== Record set

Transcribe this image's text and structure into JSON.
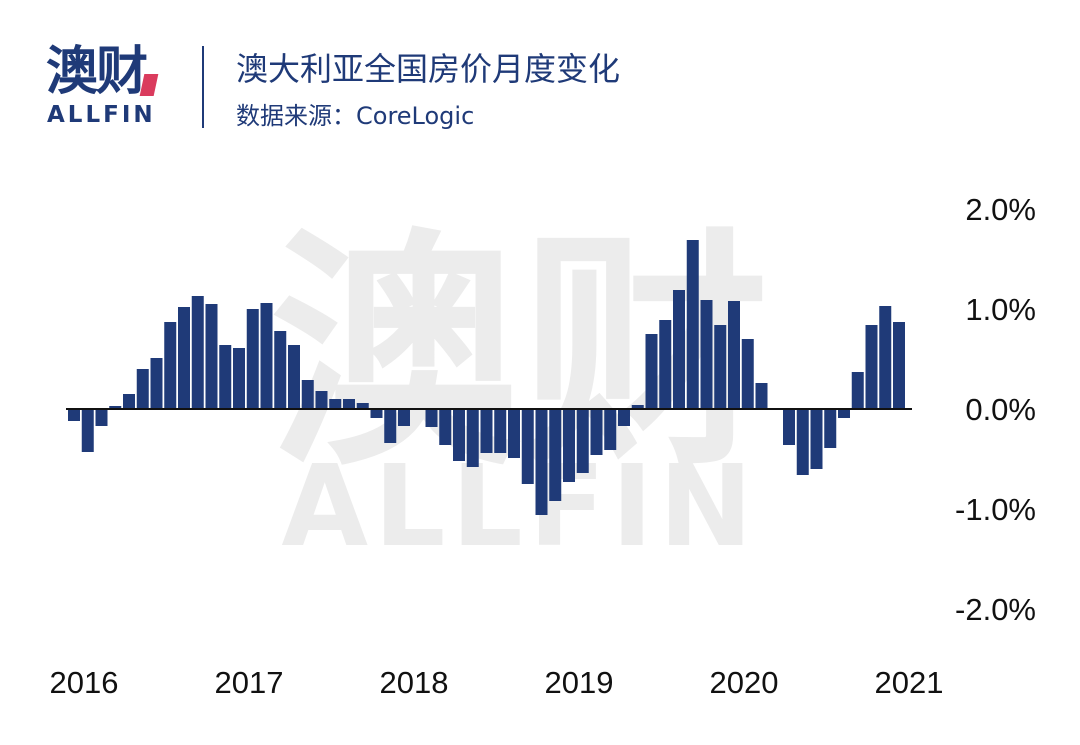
{
  "header": {
    "logo_cn": "澳财",
    "logo_en": "ALLFIN",
    "title": "澳大利亚全国房价月度变化",
    "subtitle": "数据来源：CoreLogic"
  },
  "watermark": {
    "cn": "澳财",
    "en": "ALLFIN"
  },
  "colors": {
    "bar": "#1f3a78",
    "brand": "#1f3a78",
    "accent": "#d6264b",
    "watermark": "#ececec"
  },
  "chart_data": {
    "type": "bar",
    "ylim": [
      -2.0,
      2.0
    ],
    "y_ticks": [
      2.0,
      1.0,
      0.0,
      -1.0,
      -2.0
    ],
    "y_tick_labels": [
      "2.0%",
      "1.0%",
      "0.0%",
      "-1.0%",
      "-2.0%"
    ],
    "x_tick_labels": [
      {
        "label": "2016",
        "index": 0
      },
      {
        "label": "2017",
        "index": 12
      },
      {
        "label": "2018",
        "index": 24
      },
      {
        "label": "2019",
        "index": 36
      },
      {
        "label": "2020",
        "index": 48
      },
      {
        "label": "2021",
        "index": 60
      }
    ],
    "values": [
      -0.12,
      -0.43,
      -0.17,
      0.03,
      0.15,
      0.4,
      0.51,
      0.87,
      1.02,
      1.13,
      1.05,
      0.64,
      0.61,
      1.0,
      1.06,
      0.78,
      0.64,
      0.29,
      0.18,
      0.1,
      0.1,
      0.06,
      -0.09,
      -0.34,
      -0.17,
      0.0,
      -0.18,
      -0.36,
      -0.52,
      -0.58,
      -0.44,
      -0.44,
      -0.49,
      -0.75,
      -1.06,
      -0.92,
      -0.73,
      -0.64,
      -0.46,
      -0.41,
      -0.17,
      0.04,
      0.75,
      0.89,
      1.19,
      1.69,
      1.09,
      0.84,
      1.08,
      0.7,
      0.26,
      0.0,
      -0.36,
      -0.66,
      -0.6,
      -0.39,
      -0.09,
      0.37,
      0.84,
      1.03,
      0.87
    ]
  }
}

====

* **Task requirements**:
Search the data above for the string "index" and copy each line that has it.

* **Complete response**:
        "index": 0
        "index": 12
        "index": 24
        "index": 36
        "index": 48
        "index": 60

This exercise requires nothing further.